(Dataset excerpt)
--- BEGIN ---
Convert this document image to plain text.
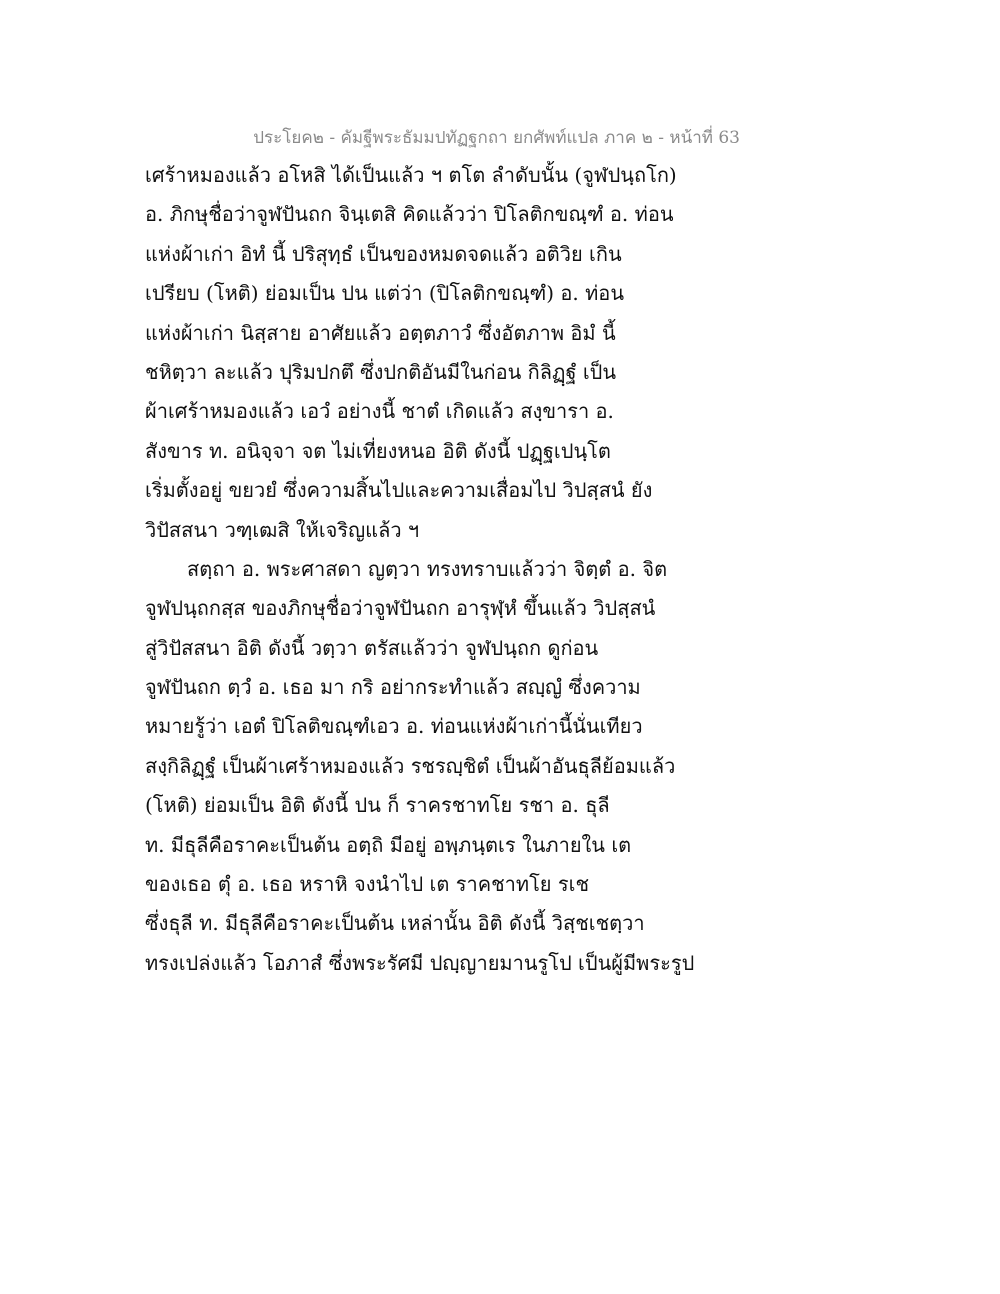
ประโยค๒ - คัมฐีพระธัมมปทัฏฐกถา ยกศัพท์แปล ภาค ๒ - หน้าที่ 63
เศร้าหมองแล้ว อโหสิ ได้เป็นแล้ว ฯ ตโต ลำดับนั้น (จูฬปนฺถโก)
อ. ภิกษุชื่อว่าจูฬปันถก จินฺเตสิ คิดแล้วว่า ปิโลติกขณฺฑํ อ. ท่อน
แห่งผ้าเก่า อิทํ นี้ ปริสุทฺธํ เป็นของหมดจดแล้ว อติวิย เกิน
เปรียบ (โหติ) ย่อมเป็น ปน แต่ว่า (ปิโลติกขณฺฑํ) อ. ท่อน
แห่งผ้าเก่า นิสฺสาย อาศัยแล้ว อตฺตภาวํ ซึ่งอัตภาพ อิมํ นี้
ชหิตฺวา ละแล้ว ปุริมปกตึ ซึ่งปกติอันมีในก่อน กิลิฏฺฐํ เป็น
ผ้าเศร้าหมองแล้ว เอวํ อย่างนี้ ชาตํ เกิดแล้ว สงฺขารา อ.
สังขาร ท. อนิจฺจา จต ไม่เที่ยงหนอ อิติ ดังนี้ ปฏฺฐเปนฺโต
เริ่มตั้งอยู่ ขยวยํ ซึ่งความสิ้นไปและความเสื่อมไป วิปสฺสนํ ยัง
วิปัสสนา วฑฺเฒสิ ให้เจริญแล้ว ฯ
สตฺถา อ. พระศาสดา ญตฺวา ทรงทราบแล้วว่า จิตฺตํ อ. จิต
จูฬปนฺถกสฺส ของภิกษุชื่อว่าจูฬปันถก อารุฬฺหํ ขึ้นแล้ว วิปสฺสนํ
สู่วิปัสสนา อิติ ดังนี้ วตฺวา ตรัสแล้วว่า จูฬปนฺถก ดูก่อน
จูฬปันถก ตฺวํ อ. เธอ มา กริ อย่ากระทำแล้ว สญฺญํ ซึ่งความ
หมายรู้ว่า เอตํ ปิโลติขณฺฑํเอว อ. ท่อนแห่งผ้าเก่านี้นั่นเทียว
สงฺกิลิฏฺฐํ เป็นผ้าเศร้าหมองแล้ว รชรญฺชิตํ เป็นผ้าอันธุลีย้อมแล้ว
(โหติ) ย่อมเป็น อิติ ดังนี้ ปน ก็ ราครชาทโย รชา อ. ธุลี
ท. มีธุลีคือราคะเป็นต้น อตฺถิ มีอยู่ อพฺภนฺตเร ในภายใน เต
ของเธอ ตุํ อ. เธอ หราหิ จงนำไป เต ราคชาทโย รเช
ซึ่งธุลี ท. มีธุลีคือราคะเป็นต้น เหล่านั้น อิติ ดังนี้ วิสฺชเชตฺวา
ทรงเปล่งแล้ว โอภาสํ ซึ่งพระรัศมี ปญฺญายมานรูโป เป็นผู้มีพระรูป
--- END ---
Each record above should be copied character for character, with pictures dropped.

Convert this document image to plain text.
ประโยค๒ - คัมฐีพระธัมมปทัฏฐกถา ยกศัพท์แปล ภาค ๒ - หน้าที่ 63
เศร้าหมองแล้ว อโหสิ ได้เป็นแล้ว ฯ ตโต ลำดับนั้น (จูฬปนฺถโก)
อ. ภิกษุชื่อว่าจูฬปันถก จินฺเตสิ คิดแล้วว่า ปิโลติกขณฺฑํ อ. ท่อน
แห่งผ้าเก่า อิทํ นี้ ปริสุทฺธํ เป็นของหมดจดแล้ว อติวิย เกิน
เปรียบ (โหติ) ย่อมเป็น ปน แต่ว่า (ปิโลติกขณฺฑํ) อ. ท่อน
แห่งผ้าเก่า นิสฺสาย อาศัยแล้ว อตฺตภาวํ ซึ่งอัตภาพ อิมํ นี้
ชหิตฺวา ละแล้ว ปุริมปกตึ ซึ่งปกติอันมีในก่อน กิลิฏฺฐํ เป็น
ผ้าเศร้าหมองแล้ว เอวํ อย่างนี้ ชาตํ เกิดแล้ว สงฺขารา อ.
สังขาร ท. อนิจฺจา จต ไม่เที่ยงหนอ อิติ ดังนี้ ปฏฺฐเปนฺโต
เริ่มตั้งอยู่ ขยวยํ ซึ่งความสิ้นไปและความเสื่อมไป วิปสฺสนํ ยัง
วิปัสสนา วฑฺเฒสิ ให้เจริญแล้ว ฯ
สตฺถา อ. พระศาสดา ญตฺวา ทรงทราบแล้วว่า จิตฺตํ อ. จิต
จูฬปนฺถกสฺส ของภิกษุชื่อว่าจูฬปันถก อารุฬฺหํ ขึ้นแล้ว วิปสฺสนํ
สู่วิปัสสนา อิติ ดังนี้ วตฺวา ตรัสแล้วว่า จูฬปนฺถก ดูก่อน
จูฬปันถก ตฺวํ อ. เธอ มา กริ อย่ากระทำแล้ว สญฺญํ ซึ่งความ
หมายรู้ว่า เอตํ ปิโลติขณฺฑํเอว อ. ท่อนแห่งผ้าเก่านี้นั่นเทียว
สงฺกิลิฏฺฐํ เป็นผ้าเศร้าหมองแล้ว รชรญฺชิตํ เป็นผ้าอันธุลีย้อมแล้ว
(โหติ) ย่อมเป็น อิติ ดังนี้ ปน ก็ ราครชาทโย รชา อ. ธุลี
ท. มีธุลีคือราคะเป็นต้น อตฺถิ มีอยู่ อพฺภนฺตเร ในภายใน เต
ของเธอ ตุํ อ. เธอ หราหิ จงนำไป เต ราคชาทโย รเช
ซึ่งธุลี ท. มีธุลีคือราคะเป็นต้น เหล่านั้น อิติ ดังนี้ วิสฺชเชตฺวา
ทรงเปล่งแล้ว โอภาสํ ซึ่งพระรัศมี ปญฺญายมานรูโป เป็นผู้มีพระรูป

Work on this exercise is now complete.